- EXERCISE AIM:
Find the lines containing the word "true" and copy every one of them.

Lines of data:
— START —

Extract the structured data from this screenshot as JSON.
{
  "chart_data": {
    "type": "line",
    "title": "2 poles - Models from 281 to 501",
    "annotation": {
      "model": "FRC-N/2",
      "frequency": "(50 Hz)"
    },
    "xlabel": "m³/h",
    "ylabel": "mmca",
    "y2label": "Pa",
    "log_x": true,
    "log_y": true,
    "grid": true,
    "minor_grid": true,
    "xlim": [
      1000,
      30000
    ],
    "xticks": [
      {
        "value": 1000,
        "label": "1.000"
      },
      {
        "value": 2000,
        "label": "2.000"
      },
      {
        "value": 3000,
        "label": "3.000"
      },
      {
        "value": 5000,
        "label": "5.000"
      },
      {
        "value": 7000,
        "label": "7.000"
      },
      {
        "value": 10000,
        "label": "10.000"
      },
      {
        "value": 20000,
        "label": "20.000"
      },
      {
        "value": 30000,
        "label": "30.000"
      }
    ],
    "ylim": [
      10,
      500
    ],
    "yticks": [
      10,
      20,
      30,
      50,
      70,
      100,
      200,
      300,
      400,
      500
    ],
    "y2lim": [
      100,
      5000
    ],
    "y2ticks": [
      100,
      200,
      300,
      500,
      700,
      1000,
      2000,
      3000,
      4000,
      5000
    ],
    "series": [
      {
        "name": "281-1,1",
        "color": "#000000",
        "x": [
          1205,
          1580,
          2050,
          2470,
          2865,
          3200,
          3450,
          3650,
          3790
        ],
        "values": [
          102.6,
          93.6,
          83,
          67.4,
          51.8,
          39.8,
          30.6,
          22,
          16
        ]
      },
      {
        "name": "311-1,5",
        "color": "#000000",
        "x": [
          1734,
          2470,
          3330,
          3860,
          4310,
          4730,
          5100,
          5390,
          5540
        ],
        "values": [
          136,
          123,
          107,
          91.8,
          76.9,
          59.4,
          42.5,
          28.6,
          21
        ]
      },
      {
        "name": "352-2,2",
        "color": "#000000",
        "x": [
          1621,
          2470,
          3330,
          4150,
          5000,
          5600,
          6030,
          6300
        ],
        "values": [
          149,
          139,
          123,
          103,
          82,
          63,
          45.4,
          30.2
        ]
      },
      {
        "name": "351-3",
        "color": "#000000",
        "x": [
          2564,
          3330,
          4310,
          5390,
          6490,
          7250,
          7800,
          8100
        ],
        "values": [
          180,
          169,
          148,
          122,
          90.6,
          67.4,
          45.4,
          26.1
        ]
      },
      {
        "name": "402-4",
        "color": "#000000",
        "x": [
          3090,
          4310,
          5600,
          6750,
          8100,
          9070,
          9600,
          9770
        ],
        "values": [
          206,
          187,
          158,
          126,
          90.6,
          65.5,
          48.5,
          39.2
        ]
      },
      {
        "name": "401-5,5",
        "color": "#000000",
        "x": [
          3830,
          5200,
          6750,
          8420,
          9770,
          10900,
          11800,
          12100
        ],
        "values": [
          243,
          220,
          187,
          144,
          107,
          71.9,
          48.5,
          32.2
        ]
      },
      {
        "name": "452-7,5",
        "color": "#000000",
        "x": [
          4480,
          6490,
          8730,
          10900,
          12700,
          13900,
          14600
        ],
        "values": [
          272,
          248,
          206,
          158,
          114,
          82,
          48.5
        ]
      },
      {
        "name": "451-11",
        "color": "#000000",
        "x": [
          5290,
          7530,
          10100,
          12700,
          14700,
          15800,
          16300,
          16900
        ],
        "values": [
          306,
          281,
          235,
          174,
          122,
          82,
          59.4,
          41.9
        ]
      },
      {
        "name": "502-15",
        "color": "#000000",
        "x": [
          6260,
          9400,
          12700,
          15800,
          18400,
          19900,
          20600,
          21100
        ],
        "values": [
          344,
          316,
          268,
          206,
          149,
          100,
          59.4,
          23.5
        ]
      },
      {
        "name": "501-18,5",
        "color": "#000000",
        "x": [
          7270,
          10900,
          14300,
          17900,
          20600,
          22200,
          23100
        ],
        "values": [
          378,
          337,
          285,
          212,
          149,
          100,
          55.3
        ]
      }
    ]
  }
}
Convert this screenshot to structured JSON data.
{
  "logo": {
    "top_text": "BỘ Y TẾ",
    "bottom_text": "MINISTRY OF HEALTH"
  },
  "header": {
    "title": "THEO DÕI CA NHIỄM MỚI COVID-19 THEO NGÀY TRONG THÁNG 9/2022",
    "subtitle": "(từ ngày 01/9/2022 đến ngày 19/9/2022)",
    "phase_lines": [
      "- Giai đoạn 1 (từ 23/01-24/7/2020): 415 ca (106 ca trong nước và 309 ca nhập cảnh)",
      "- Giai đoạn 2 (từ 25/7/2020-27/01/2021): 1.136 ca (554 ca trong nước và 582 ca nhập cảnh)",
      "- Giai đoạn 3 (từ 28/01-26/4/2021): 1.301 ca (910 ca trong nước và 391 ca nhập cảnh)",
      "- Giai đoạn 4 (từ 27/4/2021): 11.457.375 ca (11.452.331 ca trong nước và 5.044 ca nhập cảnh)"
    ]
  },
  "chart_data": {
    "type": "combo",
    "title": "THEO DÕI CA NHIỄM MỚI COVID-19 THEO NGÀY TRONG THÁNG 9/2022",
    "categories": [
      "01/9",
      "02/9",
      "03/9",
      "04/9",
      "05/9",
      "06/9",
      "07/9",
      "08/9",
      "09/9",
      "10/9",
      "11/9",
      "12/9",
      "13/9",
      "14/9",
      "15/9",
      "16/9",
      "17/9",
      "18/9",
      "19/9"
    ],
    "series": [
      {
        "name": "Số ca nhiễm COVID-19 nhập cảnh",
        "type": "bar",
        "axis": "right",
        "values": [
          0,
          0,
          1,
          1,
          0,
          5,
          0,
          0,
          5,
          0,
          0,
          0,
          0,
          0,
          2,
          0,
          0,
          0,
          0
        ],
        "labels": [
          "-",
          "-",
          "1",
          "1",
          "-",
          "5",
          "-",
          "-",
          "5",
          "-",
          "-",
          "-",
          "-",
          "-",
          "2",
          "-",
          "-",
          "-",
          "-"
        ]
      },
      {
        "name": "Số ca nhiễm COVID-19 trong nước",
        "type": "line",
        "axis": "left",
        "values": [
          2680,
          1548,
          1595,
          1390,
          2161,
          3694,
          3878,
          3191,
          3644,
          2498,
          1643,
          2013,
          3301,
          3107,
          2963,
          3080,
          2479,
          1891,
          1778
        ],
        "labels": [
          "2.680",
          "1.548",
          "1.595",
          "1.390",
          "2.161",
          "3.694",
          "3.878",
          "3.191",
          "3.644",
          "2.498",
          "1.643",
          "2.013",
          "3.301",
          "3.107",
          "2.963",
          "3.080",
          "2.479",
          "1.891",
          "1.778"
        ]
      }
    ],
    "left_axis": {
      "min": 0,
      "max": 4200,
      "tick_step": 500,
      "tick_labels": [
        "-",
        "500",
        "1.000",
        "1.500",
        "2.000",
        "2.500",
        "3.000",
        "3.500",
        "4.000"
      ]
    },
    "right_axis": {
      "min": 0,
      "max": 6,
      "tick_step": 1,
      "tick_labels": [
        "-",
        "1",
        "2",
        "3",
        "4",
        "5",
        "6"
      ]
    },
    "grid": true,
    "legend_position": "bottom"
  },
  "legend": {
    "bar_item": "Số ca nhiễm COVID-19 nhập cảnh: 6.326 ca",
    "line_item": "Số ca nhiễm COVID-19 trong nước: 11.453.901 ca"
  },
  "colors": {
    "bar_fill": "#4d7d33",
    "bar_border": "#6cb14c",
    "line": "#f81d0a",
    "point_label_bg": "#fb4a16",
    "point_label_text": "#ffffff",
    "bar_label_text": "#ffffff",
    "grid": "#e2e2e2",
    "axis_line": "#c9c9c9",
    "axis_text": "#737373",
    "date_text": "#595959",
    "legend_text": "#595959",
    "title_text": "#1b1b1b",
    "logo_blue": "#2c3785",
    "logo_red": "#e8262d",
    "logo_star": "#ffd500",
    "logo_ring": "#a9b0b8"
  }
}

— END —

- FINISHED ANSWER:
    "log_x": true,
    "log_y": true,
    "grid": true,
    "minor_grid": true,
    "grid": true,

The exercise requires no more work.